Task statement -> Reproduce the material below word for word, omitting the pictures.

Records provided ->

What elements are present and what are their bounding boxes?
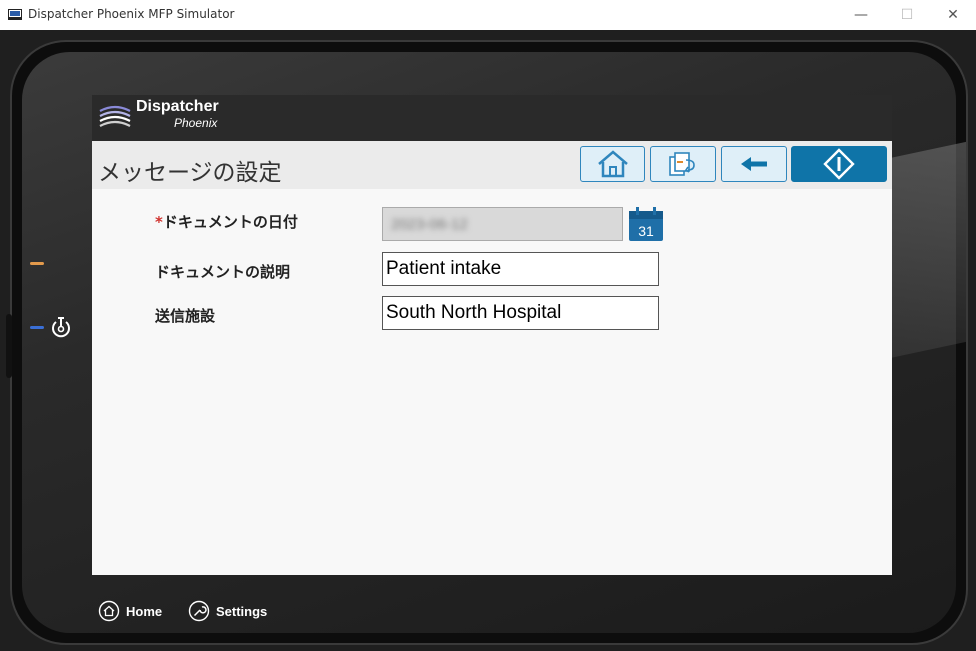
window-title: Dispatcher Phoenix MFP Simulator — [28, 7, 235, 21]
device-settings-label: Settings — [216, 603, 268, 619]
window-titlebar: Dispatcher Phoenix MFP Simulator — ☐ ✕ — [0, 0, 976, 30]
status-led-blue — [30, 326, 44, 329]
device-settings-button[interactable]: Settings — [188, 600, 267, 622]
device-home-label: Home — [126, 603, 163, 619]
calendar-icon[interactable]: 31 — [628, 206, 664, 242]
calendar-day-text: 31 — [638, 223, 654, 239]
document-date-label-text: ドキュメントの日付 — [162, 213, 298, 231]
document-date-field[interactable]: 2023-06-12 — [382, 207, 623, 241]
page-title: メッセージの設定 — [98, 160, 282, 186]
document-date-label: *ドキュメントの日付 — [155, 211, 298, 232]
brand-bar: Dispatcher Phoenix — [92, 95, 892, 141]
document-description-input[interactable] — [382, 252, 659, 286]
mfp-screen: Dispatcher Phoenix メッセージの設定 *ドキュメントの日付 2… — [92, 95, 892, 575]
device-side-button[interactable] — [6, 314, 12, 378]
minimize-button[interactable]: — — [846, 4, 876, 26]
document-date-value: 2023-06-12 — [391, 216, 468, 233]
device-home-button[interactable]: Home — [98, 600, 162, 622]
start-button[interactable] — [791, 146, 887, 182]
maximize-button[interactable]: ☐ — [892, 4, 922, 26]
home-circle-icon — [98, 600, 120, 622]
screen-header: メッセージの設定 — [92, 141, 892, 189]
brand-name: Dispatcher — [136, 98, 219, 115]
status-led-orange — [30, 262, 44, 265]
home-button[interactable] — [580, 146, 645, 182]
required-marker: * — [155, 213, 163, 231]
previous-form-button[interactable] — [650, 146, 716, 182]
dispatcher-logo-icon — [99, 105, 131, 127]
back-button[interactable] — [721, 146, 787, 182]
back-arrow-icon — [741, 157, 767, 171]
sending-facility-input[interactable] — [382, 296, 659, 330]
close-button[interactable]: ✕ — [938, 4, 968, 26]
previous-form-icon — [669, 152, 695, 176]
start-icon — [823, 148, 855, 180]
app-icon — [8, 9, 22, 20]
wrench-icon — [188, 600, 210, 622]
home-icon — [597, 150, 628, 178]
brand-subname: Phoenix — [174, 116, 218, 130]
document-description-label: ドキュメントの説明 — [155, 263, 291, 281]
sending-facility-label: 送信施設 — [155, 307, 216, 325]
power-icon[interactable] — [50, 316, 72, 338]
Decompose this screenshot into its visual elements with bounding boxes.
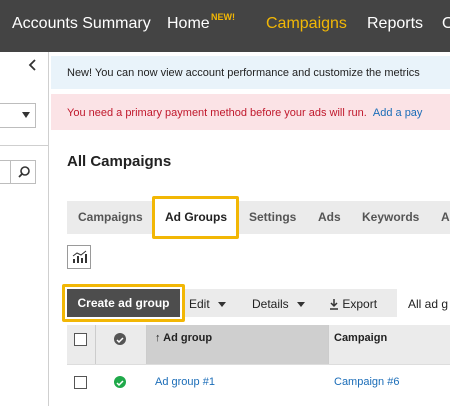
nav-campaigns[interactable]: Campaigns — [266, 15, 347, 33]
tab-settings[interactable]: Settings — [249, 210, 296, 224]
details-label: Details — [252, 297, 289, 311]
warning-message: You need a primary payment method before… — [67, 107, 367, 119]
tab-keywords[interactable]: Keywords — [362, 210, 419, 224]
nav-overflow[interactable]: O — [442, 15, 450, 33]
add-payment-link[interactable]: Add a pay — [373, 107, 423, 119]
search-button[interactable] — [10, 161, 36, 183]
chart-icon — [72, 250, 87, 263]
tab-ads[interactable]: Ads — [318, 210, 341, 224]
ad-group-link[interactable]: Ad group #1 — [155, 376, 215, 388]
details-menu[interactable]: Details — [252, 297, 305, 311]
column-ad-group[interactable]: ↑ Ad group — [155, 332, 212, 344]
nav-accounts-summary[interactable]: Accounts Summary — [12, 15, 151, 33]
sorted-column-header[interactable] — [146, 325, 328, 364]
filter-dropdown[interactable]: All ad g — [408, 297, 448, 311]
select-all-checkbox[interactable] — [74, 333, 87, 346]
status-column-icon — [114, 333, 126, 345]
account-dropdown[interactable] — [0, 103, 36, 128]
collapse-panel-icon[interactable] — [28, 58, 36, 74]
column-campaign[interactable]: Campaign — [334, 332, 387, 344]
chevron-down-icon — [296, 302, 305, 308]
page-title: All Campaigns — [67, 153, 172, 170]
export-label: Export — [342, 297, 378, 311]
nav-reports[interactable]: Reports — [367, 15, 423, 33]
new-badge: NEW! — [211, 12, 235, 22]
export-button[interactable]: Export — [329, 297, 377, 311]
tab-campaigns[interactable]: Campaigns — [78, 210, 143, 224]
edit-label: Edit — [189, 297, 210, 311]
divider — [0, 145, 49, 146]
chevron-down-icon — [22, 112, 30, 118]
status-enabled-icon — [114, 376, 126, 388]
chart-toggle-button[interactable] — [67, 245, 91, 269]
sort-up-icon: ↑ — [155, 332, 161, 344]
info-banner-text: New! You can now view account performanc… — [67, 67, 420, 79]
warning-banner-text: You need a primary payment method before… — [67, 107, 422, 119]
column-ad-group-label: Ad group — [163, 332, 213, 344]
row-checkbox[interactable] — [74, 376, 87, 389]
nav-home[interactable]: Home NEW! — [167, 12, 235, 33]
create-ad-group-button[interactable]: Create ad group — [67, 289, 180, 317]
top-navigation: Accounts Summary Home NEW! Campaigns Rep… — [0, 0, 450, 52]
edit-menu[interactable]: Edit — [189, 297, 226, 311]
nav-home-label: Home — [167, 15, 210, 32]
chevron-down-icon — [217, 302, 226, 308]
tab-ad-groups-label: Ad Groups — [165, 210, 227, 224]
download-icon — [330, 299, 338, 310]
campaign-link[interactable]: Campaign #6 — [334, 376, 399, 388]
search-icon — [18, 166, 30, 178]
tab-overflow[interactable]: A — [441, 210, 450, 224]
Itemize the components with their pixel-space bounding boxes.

Answer to this task ->
What elements are present and what are their bounding boxes?
window-title: Dispatcher Phoenix MFP Simulator — [28, 7, 235, 21]
device-settings-label: Settings — [216, 603, 268, 619]
window-titlebar: Dispatcher Phoenix MFP Simulator — ☐ ✕ — [0, 0, 976, 30]
status-led-blue — [30, 326, 44, 329]
device-settings-button[interactable]: Settings — [188, 600, 267, 622]
device-home-label: Home — [126, 603, 163, 619]
calendar-icon[interactable]: 31 — [628, 206, 664, 242]
calendar-day-text: 31 — [638, 223, 654, 239]
document-date-label-text: ドキュメントの日付 — [162, 213, 298, 231]
document-date-field[interactable]: 2023-06-12 — [382, 207, 623, 241]
page-title: メッセージの設定 — [98, 160, 282, 186]
document-date-label: *ドキュメントの日付 — [155, 211, 298, 232]
brand-bar: Dispatcher Phoenix — [92, 95, 892, 141]
document-description-input[interactable] — [382, 252, 659, 286]
mfp-screen: Dispatcher Phoenix メッセージの設定 *ドキュメントの日付 2… — [92, 95, 892, 575]
device-side-button[interactable] — [6, 314, 12, 378]
minimize-button[interactable]: — — [846, 4, 876, 26]
document-date-value: 2023-06-12 — [391, 216, 468, 233]
device-home-button[interactable]: Home — [98, 600, 162, 622]
start-button[interactable] — [791, 146, 887, 182]
maximize-button[interactable]: ☐ — [892, 4, 922, 26]
home-circle-icon — [98, 600, 120, 622]
screen-header: メッセージの設定 — [92, 141, 892, 189]
brand-name: Dispatcher — [136, 98, 219, 115]
status-led-orange — [30, 262, 44, 265]
home-button[interactable] — [580, 146, 645, 182]
required-marker: * — [155, 213, 163, 231]
previous-form-button[interactable] — [650, 146, 716, 182]
dispatcher-logo-icon — [99, 105, 131, 127]
back-button[interactable] — [721, 146, 787, 182]
back-arrow-icon — [741, 157, 767, 171]
sending-facility-input[interactable] — [382, 296, 659, 330]
close-button[interactable]: ✕ — [938, 4, 968, 26]
previous-form-icon — [669, 152, 695, 176]
start-icon — [823, 148, 855, 180]
app-icon — [8, 9, 22, 20]
wrench-icon — [188, 600, 210, 622]
home-icon — [597, 150, 628, 178]
brand-subname: Phoenix — [174, 116, 218, 130]
document-description-label: ドキュメントの説明 — [155, 263, 291, 281]
sending-facility-label: 送信施設 — [155, 307, 216, 325]
power-icon[interactable] — [50, 316, 72, 338]
Decompose this screenshot into its visual elements with bounding boxes.
nav-campaigns[interactable]: Campaigns — [266, 15, 347, 33]
tab-settings[interactable]: Settings — [249, 210, 296, 224]
details-label: Details — [252, 297, 289, 311]
warning-message: You need a primary payment method before… — [67, 107, 367, 119]
tab-keywords[interactable]: Keywords — [362, 210, 419, 224]
nav-overflow[interactable]: O — [442, 15, 450, 33]
add-payment-link[interactable]: Add a pay — [373, 107, 423, 119]
search-button[interactable] — [10, 161, 36, 183]
chart-icon — [72, 250, 87, 263]
tab-ads[interactable]: Ads — [318, 210, 341, 224]
ad-group-link[interactable]: Ad group #1 — [155, 376, 215, 388]
details-menu[interactable]: Details — [252, 297, 305, 311]
column-ad-group[interactable]: ↑ Ad group — [155, 332, 212, 344]
nav-accounts-summary[interactable]: Accounts Summary — [12, 15, 151, 33]
sorted-column-header[interactable] — [146, 325, 328, 364]
filter-dropdown[interactable]: All ad g — [408, 297, 448, 311]
select-all-checkbox[interactable] — [74, 333, 87, 346]
status-column-icon — [114, 333, 126, 345]
account-dropdown[interactable] — [0, 103, 36, 128]
collapse-panel-icon[interactable] — [28, 58, 36, 74]
column-campaign[interactable]: Campaign — [334, 332, 387, 344]
chevron-down-icon — [296, 302, 305, 308]
page-title: All Campaigns — [67, 153, 172, 170]
export-label: Export — [342, 297, 378, 311]
nav-reports[interactable]: Reports — [367, 15, 423, 33]
new-badge: NEW! — [211, 12, 235, 22]
export-button[interactable]: Export — [329, 297, 377, 311]
tab-campaigns[interactable]: Campaigns — [78, 210, 143, 224]
edit-label: Edit — [189, 297, 210, 311]
divider — [0, 145, 49, 146]
chevron-down-icon — [22, 112, 30, 118]
status-enabled-icon — [114, 376, 126, 388]
chart-toggle-button[interactable] — [67, 245, 91, 269]
sort-up-icon: ↑ — [155, 332, 161, 344]
info-banner-text: New! You can now view account performanc… — [67, 67, 420, 79]
warning-banner-text: You need a primary payment method before… — [67, 107, 422, 119]
column-ad-group-label: Ad group — [163, 332, 213, 344]
row-checkbox[interactable] — [74, 376, 87, 389]
nav-home[interactable]: Home NEW! — [167, 12, 235, 33]
create-ad-group-button[interactable]: Create ad group — [67, 289, 180, 317]
top-navigation: Accounts Summary Home NEW! Campaigns Rep… — [0, 0, 450, 52]
edit-menu[interactable]: Edit — [189, 297, 226, 311]
nav-home-label: Home — [167, 15, 210, 32]
chevron-down-icon — [217, 302, 226, 308]
tab-ad-groups-label: Ad Groups — [165, 210, 227, 224]
download-icon — [330, 299, 338, 310]
campaign-link[interactable]: Campaign #6 — [334, 376, 399, 388]
search-icon — [18, 166, 30, 178]
tab-overflow[interactable]: A — [441, 210, 450, 224]
Itemize the components with their pixel-space bounding boxes.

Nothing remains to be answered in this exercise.